# The input
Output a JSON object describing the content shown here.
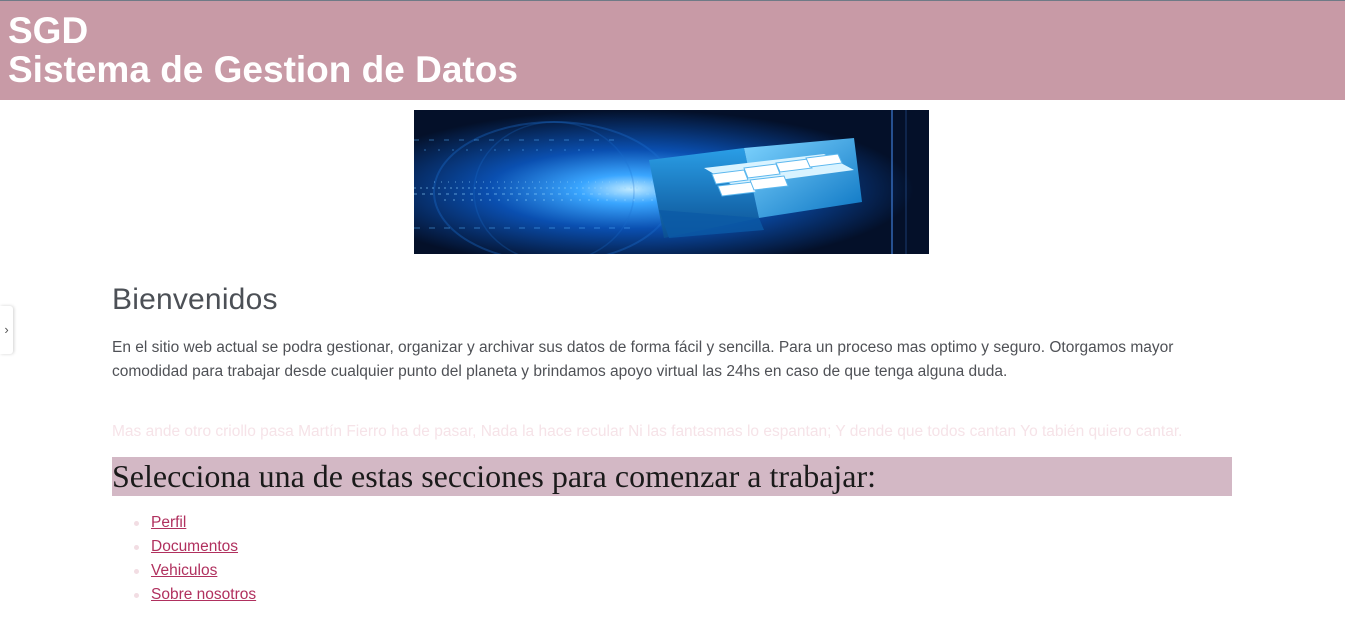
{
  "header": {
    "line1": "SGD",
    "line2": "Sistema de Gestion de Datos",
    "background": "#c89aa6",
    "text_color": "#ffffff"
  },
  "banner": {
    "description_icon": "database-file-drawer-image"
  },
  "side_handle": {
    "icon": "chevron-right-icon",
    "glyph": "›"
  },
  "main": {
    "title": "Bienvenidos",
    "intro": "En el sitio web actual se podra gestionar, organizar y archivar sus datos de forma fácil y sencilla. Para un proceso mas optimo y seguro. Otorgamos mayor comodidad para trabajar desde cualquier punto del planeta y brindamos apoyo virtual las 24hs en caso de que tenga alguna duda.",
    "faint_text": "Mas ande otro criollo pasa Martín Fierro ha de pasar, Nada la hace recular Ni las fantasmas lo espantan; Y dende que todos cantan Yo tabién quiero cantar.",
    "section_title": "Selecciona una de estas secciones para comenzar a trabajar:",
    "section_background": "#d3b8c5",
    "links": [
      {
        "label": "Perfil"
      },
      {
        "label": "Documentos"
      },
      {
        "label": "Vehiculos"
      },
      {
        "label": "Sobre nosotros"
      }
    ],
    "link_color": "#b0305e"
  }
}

--

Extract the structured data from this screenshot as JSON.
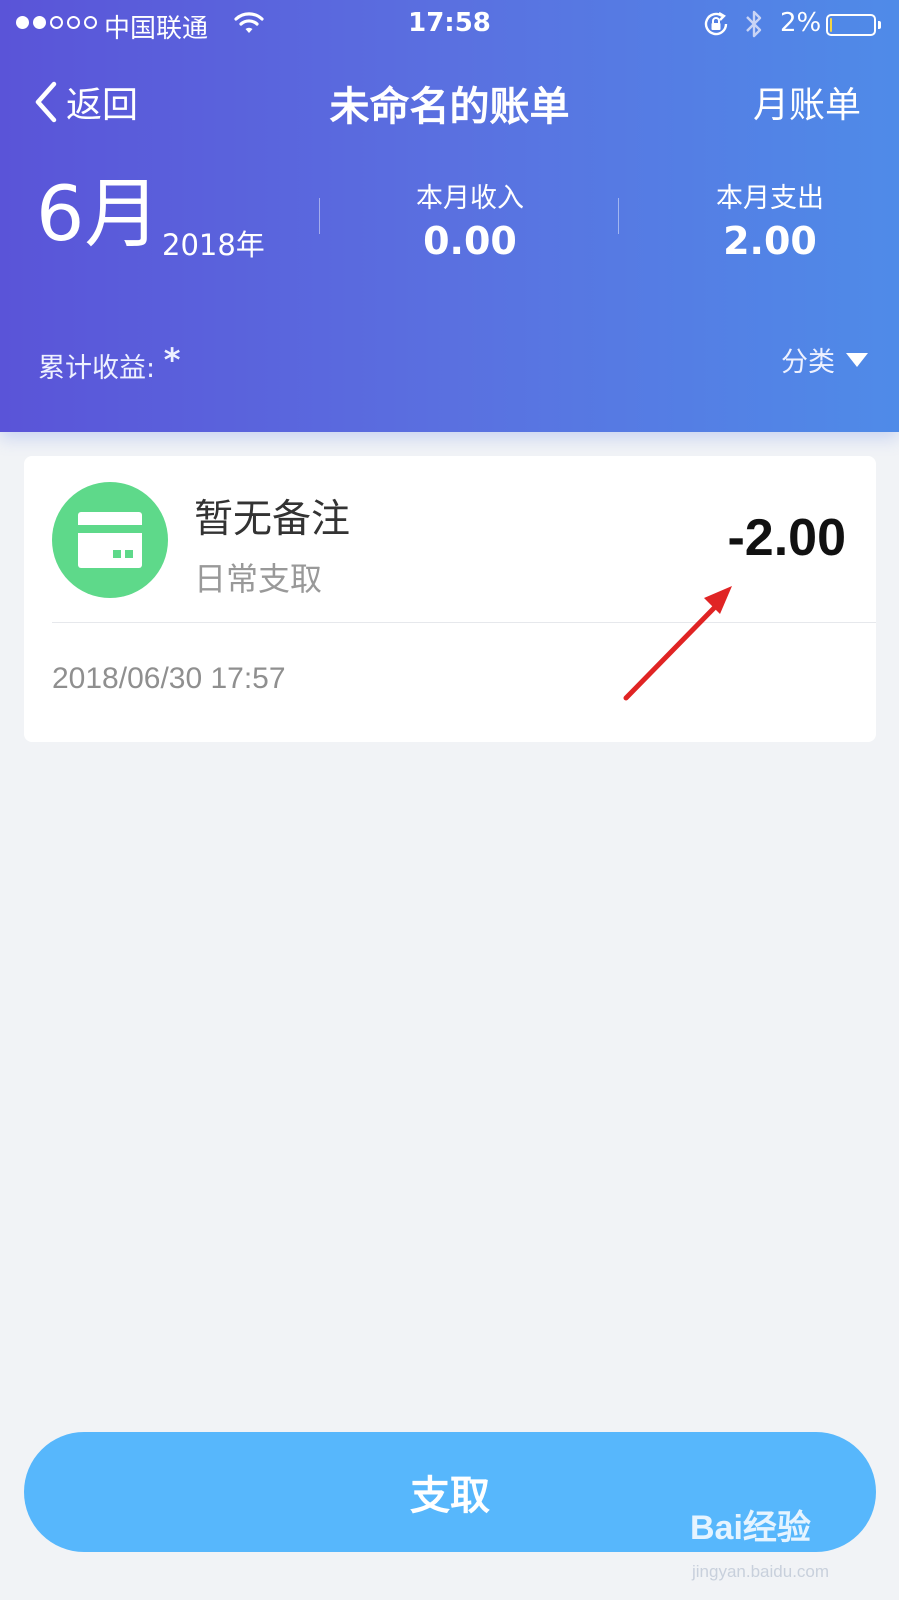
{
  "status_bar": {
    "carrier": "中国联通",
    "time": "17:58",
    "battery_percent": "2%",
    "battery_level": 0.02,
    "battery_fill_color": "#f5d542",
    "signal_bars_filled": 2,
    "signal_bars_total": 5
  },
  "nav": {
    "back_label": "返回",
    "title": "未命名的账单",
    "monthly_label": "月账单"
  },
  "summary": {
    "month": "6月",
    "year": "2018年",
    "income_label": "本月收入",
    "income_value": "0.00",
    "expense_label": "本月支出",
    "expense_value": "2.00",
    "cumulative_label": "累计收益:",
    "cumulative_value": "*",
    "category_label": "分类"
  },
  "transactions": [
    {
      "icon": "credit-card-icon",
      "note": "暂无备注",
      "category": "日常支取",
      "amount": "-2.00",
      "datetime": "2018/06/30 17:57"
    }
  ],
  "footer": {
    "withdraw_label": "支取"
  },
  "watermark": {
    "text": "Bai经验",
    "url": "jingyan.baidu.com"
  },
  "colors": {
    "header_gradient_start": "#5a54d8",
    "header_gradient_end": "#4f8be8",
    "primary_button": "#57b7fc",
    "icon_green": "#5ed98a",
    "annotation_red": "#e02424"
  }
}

# Directions
In the entries above, identify every line with the string "trabajar".

# Response to the exercise
    "intro": "En el sitio web actual se podra gestionar, organizar y archivar sus datos de forma fácil y sencilla. Para un proceso mas optimo y seguro. Otorgamos mayor comodidad para trabajar desde cualquier punto del planeta y brindamos apoyo virtual las 24hs en caso de que tenga alguna duda.",
    "section_title": "Selecciona una de estas secciones para comenzar a trabajar:",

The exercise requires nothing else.